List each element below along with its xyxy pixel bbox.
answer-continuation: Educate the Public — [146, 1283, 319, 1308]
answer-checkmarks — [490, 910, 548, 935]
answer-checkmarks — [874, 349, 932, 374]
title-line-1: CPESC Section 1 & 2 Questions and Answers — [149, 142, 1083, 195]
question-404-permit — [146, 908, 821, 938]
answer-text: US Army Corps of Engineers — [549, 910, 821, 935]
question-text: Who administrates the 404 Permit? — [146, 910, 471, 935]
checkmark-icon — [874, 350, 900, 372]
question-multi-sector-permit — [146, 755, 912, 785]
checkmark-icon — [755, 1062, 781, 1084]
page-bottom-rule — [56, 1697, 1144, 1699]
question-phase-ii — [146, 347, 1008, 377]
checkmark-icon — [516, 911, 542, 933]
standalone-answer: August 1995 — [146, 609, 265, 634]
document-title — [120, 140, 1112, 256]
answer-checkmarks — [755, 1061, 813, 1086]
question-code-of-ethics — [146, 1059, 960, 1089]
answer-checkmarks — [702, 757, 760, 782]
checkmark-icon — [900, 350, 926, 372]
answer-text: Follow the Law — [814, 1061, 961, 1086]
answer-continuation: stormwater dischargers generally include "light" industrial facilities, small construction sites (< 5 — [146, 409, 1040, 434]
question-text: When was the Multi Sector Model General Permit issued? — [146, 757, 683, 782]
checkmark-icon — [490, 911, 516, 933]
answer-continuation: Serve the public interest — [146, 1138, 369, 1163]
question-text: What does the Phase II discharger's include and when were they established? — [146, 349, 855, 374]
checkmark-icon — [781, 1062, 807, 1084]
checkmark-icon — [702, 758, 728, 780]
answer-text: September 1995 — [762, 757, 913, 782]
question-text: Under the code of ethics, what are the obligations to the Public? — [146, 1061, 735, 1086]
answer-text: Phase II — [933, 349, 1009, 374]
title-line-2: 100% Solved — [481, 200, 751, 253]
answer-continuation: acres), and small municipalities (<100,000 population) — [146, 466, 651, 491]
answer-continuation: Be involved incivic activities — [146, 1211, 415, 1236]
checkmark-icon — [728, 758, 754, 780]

------------------------------------------------------------------------

• _What is required_:
Rewrite the data above with every "checkmark-icon" changed to "check-icon" and everything else unchanged.

• _Output of the task_:
List each element below along with its xyxy pixel bbox.
answer-continuation: Educate the Public — [146, 1283, 319, 1308]
answer-checkmarks — [490, 910, 548, 935]
answer-checkmarks — [874, 349, 932, 374]
title-line-1: CPESC Section 1 & 2 Questions and Answers — [149, 142, 1083, 195]
question-404-permit — [146, 908, 821, 938]
answer-text: US Army Corps of Engineers — [549, 910, 821, 935]
question-text: Who administrates the 404 Permit? — [146, 910, 471, 935]
check-icon — [874, 350, 900, 372]
question-multi-sector-permit — [146, 755, 912, 785]
check-icon — [755, 1062, 781, 1084]
page-bottom-rule — [56, 1697, 1144, 1699]
question-phase-ii — [146, 347, 1008, 377]
check-icon — [516, 911, 542, 933]
standalone-answer: August 1995 — [146, 609, 265, 634]
document-title — [120, 140, 1112, 256]
answer-checkmarks — [755, 1061, 813, 1086]
question-code-of-ethics — [146, 1059, 960, 1089]
answer-checkmarks — [702, 757, 760, 782]
check-icon — [900, 350, 926, 372]
answer-text: Follow the Law — [814, 1061, 961, 1086]
answer-continuation: stormwater dischargers generally include "light" industrial facilities, small construction sites (< 5 — [146, 409, 1040, 434]
question-text: When was the Multi Sector Model General Permit issued? — [146, 757, 683, 782]
check-icon — [490, 911, 516, 933]
answer-continuation: Serve the public interest — [146, 1138, 369, 1163]
question-text: What does the Phase II discharger's include and when were they established? — [146, 349, 855, 374]
check-icon — [781, 1062, 807, 1084]
check-icon — [702, 758, 728, 780]
answer-text: September 1995 — [762, 757, 913, 782]
question-text: Under the code of ethics, what are the obligations to the Public? — [146, 1061, 735, 1086]
answer-text: Phase II — [933, 349, 1009, 374]
title-line-2: 100% Solved — [481, 200, 751, 253]
answer-continuation: acres), and small municipalities (<100,000 population) — [146, 466, 651, 491]
answer-continuation: Be involved incivic activities — [146, 1211, 415, 1236]
check-icon — [728, 758, 754, 780]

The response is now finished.